## begin DATA

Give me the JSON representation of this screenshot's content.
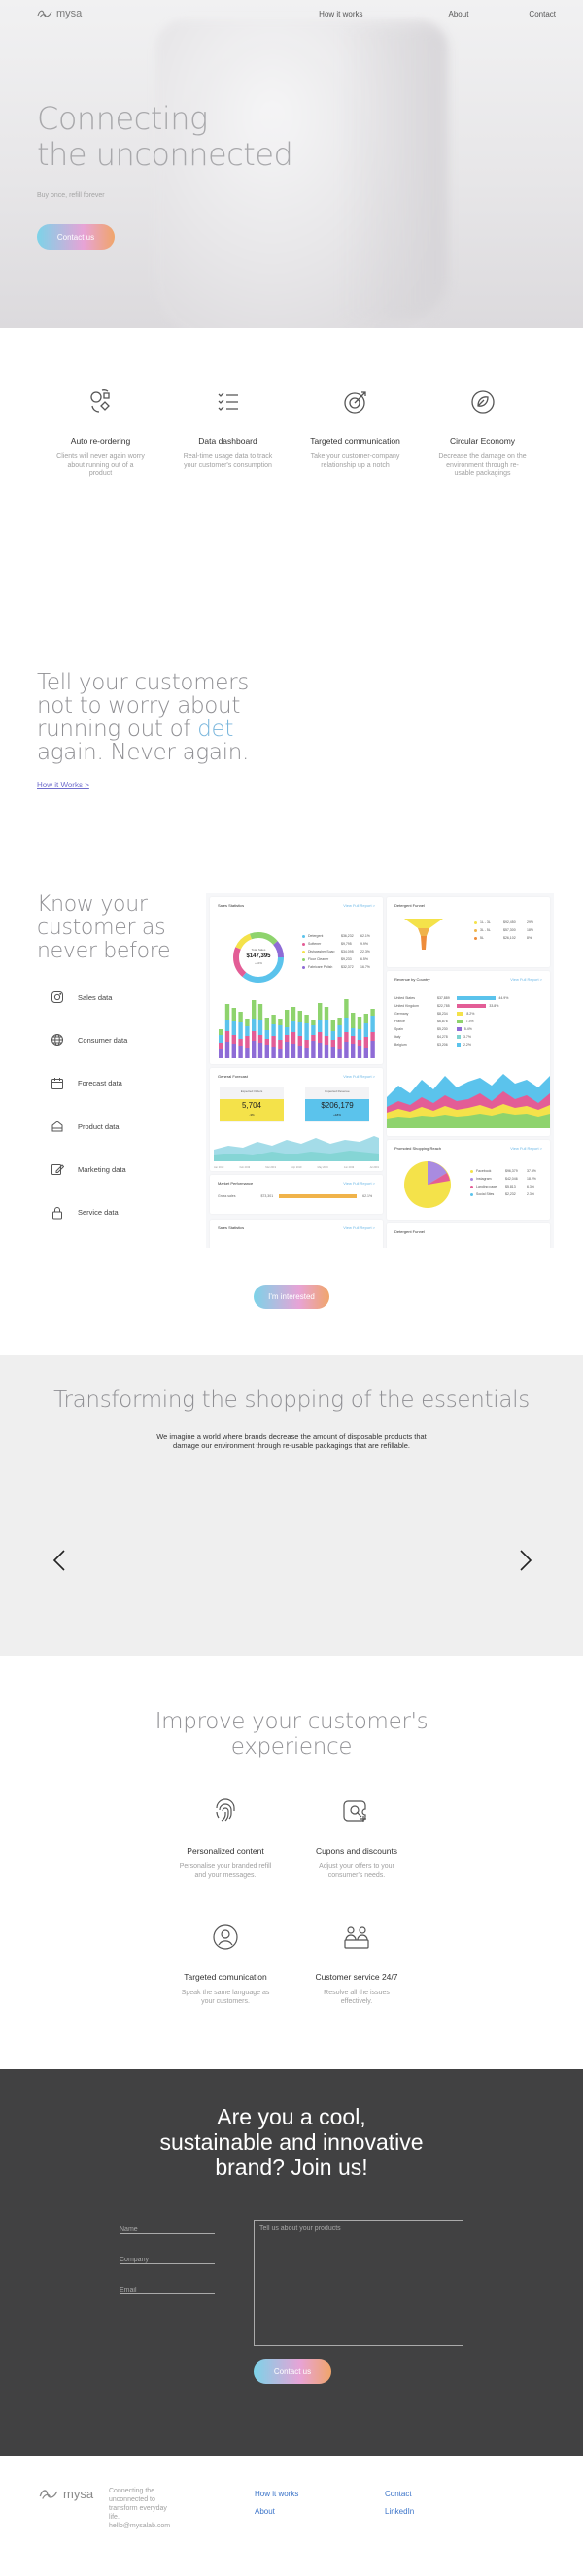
{
  "nav": {
    "logo_text": "mysa",
    "links": [
      "How it works",
      "About",
      "Contact"
    ]
  },
  "hero": {
    "title_line1": "Connecting",
    "title_line2": "the unconnected",
    "subtitle": "Buy once, refill forever",
    "cta": "Contact us"
  },
  "features": [
    {
      "icon": "cycle-icon",
      "title": "Auto re-ordering",
      "desc": "Clients will never again worry about running out of a product"
    },
    {
      "icon": "list-icon",
      "title": "Data dashboard",
      "desc": "Real-time usage data to track your customer's consumption"
    },
    {
      "icon": "target-icon",
      "title": "Targeted communication",
      "desc": "Take your customer-company relationship up a notch"
    },
    {
      "icon": "leaf-icon",
      "title": "Circular Economy",
      "desc": "Decrease the damage on the environment through re-usable packagings"
    }
  ],
  "tell": {
    "line1": "Tell your customers",
    "line2": "not to worry about",
    "line3": "running out of",
    "word": "det",
    "line4": "again. Never again.",
    "link": "How it Works >"
  },
  "know": {
    "line1": "Know your",
    "line2": "customer as",
    "line3": "never before",
    "items": [
      {
        "icon": "instagram-icon",
        "label": "Sales data"
      },
      {
        "icon": "globe-icon",
        "label": "Consumer data"
      },
      {
        "icon": "calendar-icon",
        "label": "Forecast data"
      },
      {
        "icon": "box-icon",
        "label": "Product data"
      },
      {
        "icon": "edit-icon",
        "label": "Marketing data"
      },
      {
        "icon": "lock-icon",
        "label": "Service data"
      }
    ],
    "cta": "I'm interested"
  },
  "dashboard": {
    "sales_title": "Sales Statistics",
    "sales_link": "View Full Report >",
    "total_sales_label": "Total Sales",
    "total_sales": "$147,395",
    "total_sales_change": "+10%",
    "detergent_title": "Detergent Funnel",
    "revenue_title": "Revenue by Country",
    "revenue_link": "View Full Report >",
    "forecast_title": "General Forecast",
    "forecast_link": "View Full Report >",
    "expected_orders_label": "Expected Orders",
    "expected_orders": "5,704",
    "expected_orders_change": "-3%",
    "expected_revenue_label": "Expected Revenue",
    "expected_revenue": "$206,179",
    "expected_revenue_change": "+18%",
    "promoted_title": "Promoted Shopping Reach",
    "promoted_link": "View Full Report >",
    "market_title": "Market Performance",
    "market_link": "View Full Report >",
    "sales_title_2": "Sales Statistics",
    "sales_link_2": "View Full Report >",
    "detergent_title_2": "Detergent Funnel",
    "sales_rows": [
      {
        "name": "Detergent",
        "value": "$36,232",
        "pct": "62.1%"
      },
      {
        "name": "Softener",
        "value": "$9,795",
        "pct": "9.9%"
      },
      {
        "name": "Dishwasher Soap",
        "value": "$34,095",
        "pct": "22.3%"
      },
      {
        "name": "Floor Cleaner",
        "value": "$9,233",
        "pct": "6.5%"
      },
      {
        "name": "Fabricare Polish",
        "value": "$32,372",
        "pct": "16.7%"
      }
    ],
    "funnel_rows": [
      {
        "label": "1L - 3L",
        "value": "$92,450",
        "pct": "29%"
      },
      {
        "label": "3L - 5L",
        "value": "$57,300",
        "pct": "18%"
      },
      {
        "label": "5L",
        "value": "$26,102",
        "pct": "8%"
      }
    ],
    "country_rows": [
      {
        "name": "United States",
        "value": "$37,889",
        "pct": "44.9%"
      },
      {
        "name": "United Kingdom",
        "value": "$22,785",
        "pct": "33.8%"
      },
      {
        "name": "Germany",
        "value": "$8,234",
        "pct": "8.2%"
      },
      {
        "name": "France",
        "value": "$6,876",
        "pct": "7.3%"
      },
      {
        "name": "Spain",
        "value": "$5,230",
        "pct": "5.4%"
      },
      {
        "name": "Italy",
        "value": "$4,278",
        "pct": "3.7%"
      },
      {
        "name": "Belgium",
        "value": "$3,206",
        "pct": "2.2%"
      }
    ],
    "reach_rows": [
      {
        "name": "Facebook",
        "value": "$96,379",
        "pct": "37.5%"
      },
      {
        "name": "Instagram",
        "value": "$42,046",
        "pct": "18.2%"
      },
      {
        "name": "Landing page",
        "value": "$5,813",
        "pct": "6.3%"
      },
      {
        "name": "Social Sites",
        "value": "$2,232",
        "pct": "2.3%"
      }
    ],
    "market_row": {
      "name": "Gross sales",
      "value": "$73,301",
      "pct": "62.1%"
    },
    "timeline": [
      "Jan 2019",
      "Feb 2019",
      "Mar 2019",
      "Apr 2019",
      "May 2019",
      "Jun 2019",
      "Jul 2019"
    ],
    "colors": {
      "blue": "#5bc3ec",
      "pink": "#e35d96",
      "purple": "#8e6bd6",
      "green": "#8ed36d",
      "yellow": "#f4e24a",
      "teal": "#7dd3d0"
    }
  },
  "transform": {
    "title": "Transforming the shopping of the essentials",
    "text": "We imagine a world where brands decrease the amount of disposable products that damage our environment through re-usable packagings that are refillable."
  },
  "improve": {
    "title_line1": "Improve your customer's",
    "title_line2": "experience",
    "items": [
      {
        "icon": "fingerprint-icon",
        "title": "Personalized content",
        "desc": "Personalise your branded refill and your messages."
      },
      {
        "icon": "coupon-icon",
        "title": "Cupons and discounts",
        "desc": "Adjust your offers to your consumer's needs."
      },
      {
        "icon": "person-icon",
        "title": "Targeted comunication",
        "desc": "Speak the same language as your customers."
      },
      {
        "icon": "service-icon",
        "title": "Customer service 24/7",
        "desc": "Resolve all the issues effectively."
      }
    ]
  },
  "join": {
    "title_line1": "Are you a cool,",
    "title_line2": "sustainable and innovative",
    "title_line3": "brand? Join us!",
    "name_placeholder": "Name",
    "company_placeholder": "Company",
    "email_placeholder": "Email",
    "message_placeholder": "Tell us about your products",
    "cta": "Contact us"
  },
  "footer": {
    "logo_text": "mysa",
    "tagline": "Connecting the unconnected to transform everyday life.",
    "email": "hello@mysalab.com",
    "links_col1": [
      "How it works",
      "About"
    ],
    "links_col2": [
      "Contact",
      "LinkedIn"
    ]
  }
}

## end DATA

(JOB)
Output every entry word for word, but omit the pictures.

(TASK ANSWER)
Give me the JSON representation of this screenshot's content.
{
  "nav": {
    "logo_text": "mysa",
    "links": [
      "How it works",
      "About",
      "Contact"
    ]
  },
  "hero": {
    "title_line1": "Connecting",
    "title_line2": "the unconnected",
    "subtitle": "Buy once, refill forever",
    "cta": "Contact us"
  },
  "features": [
    {
      "icon": "cycle-icon",
      "title": "Auto re-ordering",
      "desc": "Clients will never again worry about running out of a product"
    },
    {
      "icon": "list-icon",
      "title": "Data dashboard",
      "desc": "Real-time usage data to track your customer's consumption"
    },
    {
      "icon": "target-icon",
      "title": "Targeted communication",
      "desc": "Take your customer-company relationship up a notch"
    },
    {
      "icon": "leaf-icon",
      "title": "Circular Economy",
      "desc": "Decrease the damage on the environment through re-usable packagings"
    }
  ],
  "tell": {
    "line1": "Tell your customers",
    "line2": "not to worry about",
    "line3": "running out of",
    "word": "det",
    "line4": "again. Never again.",
    "link": "How it Works >"
  },
  "know": {
    "line1": "Know your",
    "line2": "customer as",
    "line3": "never before",
    "items": [
      {
        "icon": "instagram-icon",
        "label": "Sales data"
      },
      {
        "icon": "globe-icon",
        "label": "Consumer data"
      },
      {
        "icon": "calendar-icon",
        "label": "Forecast data"
      },
      {
        "icon": "box-icon",
        "label": "Product data"
      },
      {
        "icon": "edit-icon",
        "label": "Marketing data"
      },
      {
        "icon": "lock-icon",
        "label": "Service data"
      }
    ],
    "cta": "I'm interested"
  },
  "dashboard": {
    "sales_title": "Sales Statistics",
    "sales_link": "View Full Report >",
    "total_sales_label": "Total Sales",
    "total_sales": "$147,395",
    "total_sales_change": "+10%",
    "detergent_title": "Detergent Funnel",
    "revenue_title": "Revenue by Country",
    "revenue_link": "View Full Report >",
    "forecast_title": "General Forecast",
    "forecast_link": "View Full Report >",
    "expected_orders_label": "Expected Orders",
    "expected_orders": "5,704",
    "expected_orders_change": "-3%",
    "expected_revenue_label": "Expected Revenue",
    "expected_revenue": "$206,179",
    "expected_revenue_change": "+18%",
    "promoted_title": "Promoted Shopping Reach",
    "promoted_link": "View Full Report >",
    "market_title": "Market Performance",
    "market_link": "View Full Report >",
    "sales_title_2": "Sales Statistics",
    "sales_link_2": "View Full Report >",
    "detergent_title_2": "Detergent Funnel",
    "sales_rows": [
      {
        "name": "Detergent",
        "value": "$36,232",
        "pct": "62.1%"
      },
      {
        "name": "Softener",
        "value": "$9,795",
        "pct": "9.9%"
      },
      {
        "name": "Dishwasher Soap",
        "value": "$34,095",
        "pct": "22.3%"
      },
      {
        "name": "Floor Cleaner",
        "value": "$9,233",
        "pct": "6.5%"
      },
      {
        "name": "Fabricare Polish",
        "value": "$32,372",
        "pct": "16.7%"
      }
    ],
    "funnel_rows": [
      {
        "label": "1L - 3L",
        "value": "$92,450",
        "pct": "29%"
      },
      {
        "label": "3L - 5L",
        "value": "$57,300",
        "pct": "18%"
      },
      {
        "label": "5L",
        "value": "$26,102",
        "pct": "8%"
      }
    ],
    "country_rows": [
      {
        "name": "United States",
        "value": "$37,889",
        "pct": "44.9%"
      },
      {
        "name": "United Kingdom",
        "value": "$22,785",
        "pct": "33.8%"
      },
      {
        "name": "Germany",
        "value": "$8,234",
        "pct": "8.2%"
      },
      {
        "name": "France",
        "value": "$6,876",
        "pct": "7.3%"
      },
      {
        "name": "Spain",
        "value": "$5,230",
        "pct": "5.4%"
      },
      {
        "name": "Italy",
        "value": "$4,278",
        "pct": "3.7%"
      },
      {
        "name": "Belgium",
        "value": "$3,206",
        "pct": "2.2%"
      }
    ],
    "reach_rows": [
      {
        "name": "Facebook",
        "value": "$96,379",
        "pct": "37.5%"
      },
      {
        "name": "Instagram",
        "value": "$42,046",
        "pct": "18.2%"
      },
      {
        "name": "Landing page",
        "value": "$5,813",
        "pct": "6.3%"
      },
      {
        "name": "Social Sites",
        "value": "$2,232",
        "pct": "2.3%"
      }
    ],
    "market_row": {
      "name": "Gross sales",
      "value": "$73,301",
      "pct": "62.1%"
    },
    "timeline": [
      "Jan 2019",
      "Feb 2019",
      "Mar 2019",
      "Apr 2019",
      "May 2019",
      "Jun 2019",
      "Jul 2019"
    ],
    "colors": {
      "blue": "#5bc3ec",
      "pink": "#e35d96",
      "purple": "#8e6bd6",
      "green": "#8ed36d",
      "yellow": "#f4e24a",
      "teal": "#7dd3d0"
    }
  },
  "transform": {
    "title": "Transforming the shopping of the essentials",
    "text": "We imagine a world where brands decrease the amount of disposable products that damage our environment through re-usable packagings that are refillable."
  },
  "improve": {
    "title_line1": "Improve your customer's",
    "title_line2": "experience",
    "items": [
      {
        "icon": "fingerprint-icon",
        "title": "Personalized content",
        "desc": "Personalise your branded refill and your messages."
      },
      {
        "icon": "coupon-icon",
        "title": "Cupons and discounts",
        "desc": "Adjust your offers to your consumer's needs."
      },
      {
        "icon": "person-icon",
        "title": "Targeted comunication",
        "desc": "Speak the same language as your customers."
      },
      {
        "icon": "service-icon",
        "title": "Customer service 24/7",
        "desc": "Resolve all the issues effectively."
      }
    ]
  },
  "join": {
    "title_line1": "Are you a cool,",
    "title_line2": "sustainable and innovative",
    "title_line3": "brand? Join us!",
    "name_placeholder": "Name",
    "company_placeholder": "Company",
    "email_placeholder": "Email",
    "message_placeholder": "Tell us about your products",
    "cta": "Contact us"
  },
  "footer": {
    "logo_text": "mysa",
    "tagline": "Connecting the unconnected to transform everyday life.",
    "email": "hello@mysalab.com",
    "links_col1": [
      "How it works",
      "About"
    ],
    "links_col2": [
      "Contact",
      "LinkedIn"
    ]
  }
}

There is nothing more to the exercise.